Without altering anything, output the material below.

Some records
⁂
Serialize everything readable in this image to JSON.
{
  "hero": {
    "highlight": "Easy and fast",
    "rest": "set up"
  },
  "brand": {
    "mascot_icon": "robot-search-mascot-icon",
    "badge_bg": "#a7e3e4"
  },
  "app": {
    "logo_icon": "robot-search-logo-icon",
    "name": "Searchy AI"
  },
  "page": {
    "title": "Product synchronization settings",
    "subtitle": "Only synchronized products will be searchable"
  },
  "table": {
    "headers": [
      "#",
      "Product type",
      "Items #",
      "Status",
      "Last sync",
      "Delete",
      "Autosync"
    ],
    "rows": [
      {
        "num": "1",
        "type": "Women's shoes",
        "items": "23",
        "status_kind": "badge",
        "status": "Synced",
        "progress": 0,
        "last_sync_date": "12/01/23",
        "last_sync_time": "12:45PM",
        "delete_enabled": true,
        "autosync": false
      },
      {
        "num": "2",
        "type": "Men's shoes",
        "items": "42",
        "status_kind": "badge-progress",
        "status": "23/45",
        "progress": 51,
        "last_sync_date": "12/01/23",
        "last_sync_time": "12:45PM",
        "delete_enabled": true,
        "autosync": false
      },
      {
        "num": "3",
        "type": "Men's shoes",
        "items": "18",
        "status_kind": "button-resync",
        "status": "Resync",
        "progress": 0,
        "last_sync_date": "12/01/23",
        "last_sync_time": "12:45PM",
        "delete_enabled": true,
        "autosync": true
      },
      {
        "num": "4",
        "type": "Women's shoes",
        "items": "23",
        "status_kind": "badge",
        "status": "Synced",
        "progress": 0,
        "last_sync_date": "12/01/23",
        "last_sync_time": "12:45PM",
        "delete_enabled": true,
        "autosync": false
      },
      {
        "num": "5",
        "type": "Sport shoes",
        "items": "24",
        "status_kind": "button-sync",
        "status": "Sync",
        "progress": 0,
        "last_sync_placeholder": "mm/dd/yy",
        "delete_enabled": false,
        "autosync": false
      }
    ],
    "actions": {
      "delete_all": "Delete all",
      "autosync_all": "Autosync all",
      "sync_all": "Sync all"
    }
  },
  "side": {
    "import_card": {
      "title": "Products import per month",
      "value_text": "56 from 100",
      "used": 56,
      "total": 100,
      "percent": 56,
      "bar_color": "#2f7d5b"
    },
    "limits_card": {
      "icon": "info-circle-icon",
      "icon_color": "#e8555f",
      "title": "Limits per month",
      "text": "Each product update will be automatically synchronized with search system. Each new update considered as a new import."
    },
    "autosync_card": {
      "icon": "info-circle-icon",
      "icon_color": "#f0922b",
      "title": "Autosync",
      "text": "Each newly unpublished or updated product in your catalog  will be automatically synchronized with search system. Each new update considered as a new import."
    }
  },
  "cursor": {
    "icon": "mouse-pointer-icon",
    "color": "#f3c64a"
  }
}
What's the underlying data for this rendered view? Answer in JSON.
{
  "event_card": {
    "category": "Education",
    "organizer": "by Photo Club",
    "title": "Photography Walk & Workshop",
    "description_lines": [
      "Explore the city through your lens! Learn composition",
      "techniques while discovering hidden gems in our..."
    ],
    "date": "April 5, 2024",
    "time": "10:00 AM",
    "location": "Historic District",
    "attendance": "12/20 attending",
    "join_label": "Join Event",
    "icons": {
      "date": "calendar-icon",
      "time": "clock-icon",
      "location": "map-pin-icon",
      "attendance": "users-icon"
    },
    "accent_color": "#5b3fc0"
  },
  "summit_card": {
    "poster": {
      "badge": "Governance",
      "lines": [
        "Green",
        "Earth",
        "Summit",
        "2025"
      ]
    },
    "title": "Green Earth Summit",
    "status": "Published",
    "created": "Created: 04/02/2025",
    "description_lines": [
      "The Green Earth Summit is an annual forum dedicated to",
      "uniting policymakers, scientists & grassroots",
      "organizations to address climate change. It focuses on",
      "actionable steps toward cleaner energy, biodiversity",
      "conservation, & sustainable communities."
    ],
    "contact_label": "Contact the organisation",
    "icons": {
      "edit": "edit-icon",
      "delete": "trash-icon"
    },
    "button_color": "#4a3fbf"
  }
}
⁂
▶ **FINAL RESULT**:
Serialize everything readable in this image to JSON.
{
  "hero": {
    "highlight": "Easy and fast",
    "rest": "set up"
  },
  "brand": {
    "mascot_icon": "robot-search-mascot-icon",
    "badge_bg": "#a7e3e4"
  },
  "app": {
    "logo_icon": "robot-search-logo-icon",
    "name": "Searchy AI"
  },
  "page": {
    "title": "Product synchronization settings",
    "subtitle": "Only synchronized products will be searchable"
  },
  "table": {
    "headers": [
      "#",
      "Product type",
      "Items #",
      "Status",
      "Last sync",
      "Delete",
      "Autosync"
    ],
    "rows": [
      {
        "num": "1",
        "type": "Women's shoes",
        "items": "23",
        "status_kind": "badge",
        "status": "Synced",
        "progress": 0,
        "last_sync_date": "12/01/23",
        "last_sync_time": "12:45PM",
        "delete_enabled": true,
        "autosync": false
      },
      {
        "num": "2",
        "type": "Men's shoes",
        "items": "42",
        "status_kind": "badge-progress",
        "status": "23/45",
        "progress": 51,
        "last_sync_date": "12/01/23",
        "last_sync_time": "12:45PM",
        "delete_enabled": true,
        "autosync": false
      },
      {
        "num": "3",
        "type": "Men's shoes",
        "items": "18",
        "status_kind": "button-resync",
        "status": "Resync",
        "progress": 0,
        "last_sync_date": "12/01/23",
        "last_sync_time": "12:45PM",
        "delete_enabled": true,
        "autosync": true
      },
      {
        "num": "4",
        "type": "Women's shoes",
        "items": "23",
        "status_kind": "badge",
        "status": "Synced",
        "progress": 0,
        "last_sync_date": "12/01/23",
        "last_sync_time": "12:45PM",
        "delete_enabled": true,
        "autosync": false
      },
      {
        "num": "5",
        "type": "Sport shoes",
        "items": "24",
        "status_kind": "button-sync",
        "status": "Sync",
        "progress": 0,
        "last_sync_placeholder": "mm/dd/yy",
        "delete_enabled": false,
        "autosync": false
      }
    ],
    "actions": {
      "delete_all": "Delete all",
      "autosync_all": "Autosync all",
      "sync_all": "Sync all"
    }
  },
  "side": {
    "import_card": {
      "title": "Products import per month",
      "value_text": "56 from 100",
      "used": 56,
      "total": 100,
      "percent": 56,
      "bar_color": "#2f7d5b"
    },
    "limits_card": {
      "icon": "info-circle-icon",
      "icon_color": "#e8555f",
      "title": "Limits per month",
      "text": "Each product update will be automatically synchronized with search system. Each new update considered as a new import."
    },
    "autosync_card": {
      "icon": "info-circle-icon",
      "icon_color": "#f0922b",
      "title": "Autosync",
      "text": "Each newly unpublished or updated product in your catalog  will be automatically synchronized with search system. Each new update considered as a new import."
    }
  },
  "cursor": {
    "icon": "mouse-pointer-icon",
    "color": "#f3c64a"
  }
}
What's the underlying data for this rendered view? Answer in JSON.
{
  "event_card": {
    "category": "Education",
    "organizer": "by Photo Club",
    "title": "Photography Walk & Workshop",
    "description_lines": [
      "Explore the city through your lens! Learn composition",
      "techniques while discovering hidden gems in our..."
    ],
    "date": "April 5, 2024",
    "time": "10:00 AM",
    "location": "Historic District",
    "attendance": "12/20 attending",
    "join_label": "Join Event",
    "icons": {
      "date": "calendar-icon",
      "time": "clock-icon",
      "location": "map-pin-icon",
      "attendance": "users-icon"
    },
    "accent_color": "#5b3fc0"
  },
  "summit_card": {
    "poster": {
      "badge": "Governance",
      "lines": [
        "Green",
        "Earth",
        "Summit",
        "2025"
      ]
    },
    "title": "Green Earth Summit",
    "status": "Published",
    "created": "Created: 04/02/2025",
    "description_lines": [
      "The Green Earth Summit is an annual forum dedicated to",
      "uniting policymakers, scientists & grassroots",
      "organizations to address climate change. It focuses on",
      "actionable steps toward cleaner energy, biodiversity",
      "conservation, & sustainable communities."
    ],
    "contact_label": "Contact the organisation",
    "icons": {
      "edit": "edit-icon",
      "delete": "trash-icon"
    },
    "button_color": "#4a3fbf"
  }
}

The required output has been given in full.